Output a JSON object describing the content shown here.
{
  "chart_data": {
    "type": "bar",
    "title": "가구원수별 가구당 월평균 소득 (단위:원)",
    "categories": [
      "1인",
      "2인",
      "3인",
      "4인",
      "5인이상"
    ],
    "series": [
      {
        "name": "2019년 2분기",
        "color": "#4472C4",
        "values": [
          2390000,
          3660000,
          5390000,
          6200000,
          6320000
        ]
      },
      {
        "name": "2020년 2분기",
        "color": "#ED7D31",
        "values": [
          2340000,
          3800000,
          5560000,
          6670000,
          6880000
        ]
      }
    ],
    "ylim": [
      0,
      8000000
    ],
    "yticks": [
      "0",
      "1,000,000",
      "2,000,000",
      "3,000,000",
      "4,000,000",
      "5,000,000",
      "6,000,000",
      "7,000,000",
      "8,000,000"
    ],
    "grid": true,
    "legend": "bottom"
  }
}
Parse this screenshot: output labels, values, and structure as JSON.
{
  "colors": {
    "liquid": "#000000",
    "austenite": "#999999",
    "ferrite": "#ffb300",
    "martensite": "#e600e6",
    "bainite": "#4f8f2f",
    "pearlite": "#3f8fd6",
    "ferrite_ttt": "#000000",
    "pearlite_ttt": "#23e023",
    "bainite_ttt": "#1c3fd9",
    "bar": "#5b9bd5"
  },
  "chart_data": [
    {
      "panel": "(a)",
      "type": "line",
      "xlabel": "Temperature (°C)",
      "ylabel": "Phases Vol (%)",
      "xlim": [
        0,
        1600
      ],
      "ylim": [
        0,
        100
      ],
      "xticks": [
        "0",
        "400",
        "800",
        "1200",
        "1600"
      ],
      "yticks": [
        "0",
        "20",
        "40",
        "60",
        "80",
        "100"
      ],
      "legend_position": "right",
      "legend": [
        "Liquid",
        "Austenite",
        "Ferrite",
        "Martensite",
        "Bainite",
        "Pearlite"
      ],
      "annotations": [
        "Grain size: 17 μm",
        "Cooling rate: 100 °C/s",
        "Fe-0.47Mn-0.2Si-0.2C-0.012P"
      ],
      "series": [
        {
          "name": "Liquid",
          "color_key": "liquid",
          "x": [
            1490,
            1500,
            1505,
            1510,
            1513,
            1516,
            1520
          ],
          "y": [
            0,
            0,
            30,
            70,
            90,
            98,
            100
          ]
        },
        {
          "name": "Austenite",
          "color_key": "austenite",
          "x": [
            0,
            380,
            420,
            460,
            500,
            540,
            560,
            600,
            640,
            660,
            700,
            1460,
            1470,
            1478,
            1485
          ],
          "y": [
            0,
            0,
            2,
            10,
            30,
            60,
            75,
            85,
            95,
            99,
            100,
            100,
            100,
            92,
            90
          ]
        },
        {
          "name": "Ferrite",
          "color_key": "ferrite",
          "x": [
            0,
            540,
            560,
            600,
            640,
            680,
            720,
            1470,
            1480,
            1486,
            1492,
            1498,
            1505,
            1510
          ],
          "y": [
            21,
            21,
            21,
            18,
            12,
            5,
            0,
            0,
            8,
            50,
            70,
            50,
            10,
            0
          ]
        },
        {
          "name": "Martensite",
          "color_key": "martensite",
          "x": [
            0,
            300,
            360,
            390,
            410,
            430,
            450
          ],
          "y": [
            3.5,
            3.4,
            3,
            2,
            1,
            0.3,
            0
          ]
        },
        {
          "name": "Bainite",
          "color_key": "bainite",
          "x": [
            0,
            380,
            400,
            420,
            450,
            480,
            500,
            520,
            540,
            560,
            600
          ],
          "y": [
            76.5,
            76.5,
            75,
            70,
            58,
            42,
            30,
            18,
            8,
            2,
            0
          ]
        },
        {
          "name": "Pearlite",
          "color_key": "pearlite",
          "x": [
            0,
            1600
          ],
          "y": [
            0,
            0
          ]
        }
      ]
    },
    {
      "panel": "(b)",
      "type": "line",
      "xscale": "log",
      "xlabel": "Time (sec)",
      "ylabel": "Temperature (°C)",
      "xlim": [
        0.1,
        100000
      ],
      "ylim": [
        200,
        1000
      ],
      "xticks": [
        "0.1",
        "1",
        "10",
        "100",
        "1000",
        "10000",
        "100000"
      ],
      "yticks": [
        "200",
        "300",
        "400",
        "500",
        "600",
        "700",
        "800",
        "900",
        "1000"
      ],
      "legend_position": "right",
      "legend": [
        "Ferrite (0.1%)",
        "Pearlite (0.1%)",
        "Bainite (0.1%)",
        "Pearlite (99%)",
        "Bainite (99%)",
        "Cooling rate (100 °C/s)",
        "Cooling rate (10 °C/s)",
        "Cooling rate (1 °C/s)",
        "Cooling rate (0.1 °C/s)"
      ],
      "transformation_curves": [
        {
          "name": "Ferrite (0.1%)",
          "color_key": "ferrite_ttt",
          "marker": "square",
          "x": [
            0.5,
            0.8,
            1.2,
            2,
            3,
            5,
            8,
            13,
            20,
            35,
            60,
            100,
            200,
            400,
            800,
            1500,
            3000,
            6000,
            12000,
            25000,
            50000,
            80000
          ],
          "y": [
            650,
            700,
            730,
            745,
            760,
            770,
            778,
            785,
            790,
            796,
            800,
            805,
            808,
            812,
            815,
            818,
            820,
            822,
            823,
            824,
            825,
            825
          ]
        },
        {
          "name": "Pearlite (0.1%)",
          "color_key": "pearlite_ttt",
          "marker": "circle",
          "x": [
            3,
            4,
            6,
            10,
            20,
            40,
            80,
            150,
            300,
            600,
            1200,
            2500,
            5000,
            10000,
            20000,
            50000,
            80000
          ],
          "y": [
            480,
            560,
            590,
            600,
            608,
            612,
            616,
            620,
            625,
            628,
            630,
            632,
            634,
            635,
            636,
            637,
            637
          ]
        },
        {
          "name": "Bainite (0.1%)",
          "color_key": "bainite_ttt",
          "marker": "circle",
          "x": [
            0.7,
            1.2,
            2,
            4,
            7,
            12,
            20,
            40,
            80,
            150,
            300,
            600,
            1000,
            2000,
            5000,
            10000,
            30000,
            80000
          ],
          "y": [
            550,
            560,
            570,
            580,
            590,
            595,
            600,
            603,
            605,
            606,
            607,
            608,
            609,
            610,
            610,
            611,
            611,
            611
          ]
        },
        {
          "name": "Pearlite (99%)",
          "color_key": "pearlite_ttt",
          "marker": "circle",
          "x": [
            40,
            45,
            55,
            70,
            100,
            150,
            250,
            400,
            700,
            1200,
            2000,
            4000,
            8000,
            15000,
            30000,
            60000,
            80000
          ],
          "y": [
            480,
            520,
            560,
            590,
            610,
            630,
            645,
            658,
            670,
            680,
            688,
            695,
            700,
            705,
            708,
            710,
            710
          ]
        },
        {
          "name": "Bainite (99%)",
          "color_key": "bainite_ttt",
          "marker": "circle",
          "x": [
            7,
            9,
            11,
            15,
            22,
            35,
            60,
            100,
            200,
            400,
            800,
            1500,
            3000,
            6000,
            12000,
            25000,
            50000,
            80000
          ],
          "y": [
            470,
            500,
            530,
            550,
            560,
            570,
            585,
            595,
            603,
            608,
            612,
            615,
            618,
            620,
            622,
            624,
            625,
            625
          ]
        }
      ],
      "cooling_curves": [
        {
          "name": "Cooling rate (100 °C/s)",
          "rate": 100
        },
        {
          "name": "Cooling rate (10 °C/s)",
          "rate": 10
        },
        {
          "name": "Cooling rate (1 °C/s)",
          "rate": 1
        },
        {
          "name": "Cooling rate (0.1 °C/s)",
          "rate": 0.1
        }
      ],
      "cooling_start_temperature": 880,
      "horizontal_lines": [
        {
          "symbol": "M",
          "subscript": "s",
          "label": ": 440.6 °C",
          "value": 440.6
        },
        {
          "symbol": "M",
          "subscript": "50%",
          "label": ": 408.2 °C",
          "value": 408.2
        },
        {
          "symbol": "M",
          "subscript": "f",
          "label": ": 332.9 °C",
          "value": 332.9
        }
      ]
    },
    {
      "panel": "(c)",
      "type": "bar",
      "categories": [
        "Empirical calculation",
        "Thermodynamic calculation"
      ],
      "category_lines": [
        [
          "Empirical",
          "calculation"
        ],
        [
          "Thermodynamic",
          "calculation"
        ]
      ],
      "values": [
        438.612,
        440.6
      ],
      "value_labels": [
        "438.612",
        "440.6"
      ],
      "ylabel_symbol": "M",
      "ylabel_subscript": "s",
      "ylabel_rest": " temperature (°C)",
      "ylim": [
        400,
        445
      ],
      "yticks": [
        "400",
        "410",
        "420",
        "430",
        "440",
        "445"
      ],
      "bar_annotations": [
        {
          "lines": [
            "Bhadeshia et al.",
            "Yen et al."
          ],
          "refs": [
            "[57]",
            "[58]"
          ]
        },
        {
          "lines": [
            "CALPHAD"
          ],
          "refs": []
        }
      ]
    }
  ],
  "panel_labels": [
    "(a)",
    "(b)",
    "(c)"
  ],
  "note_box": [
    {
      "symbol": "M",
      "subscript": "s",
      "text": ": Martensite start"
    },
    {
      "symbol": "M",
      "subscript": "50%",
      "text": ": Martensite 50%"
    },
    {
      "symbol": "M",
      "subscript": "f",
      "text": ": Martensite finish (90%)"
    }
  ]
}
□ □ □ □ □ □ □
**Short problem**
Locate each line containing the string "values" and show it.

**Output for this task**
        "values": [
        "values": [
Parse this screenshot: output labels, values, and structure as JSON.
      "values": [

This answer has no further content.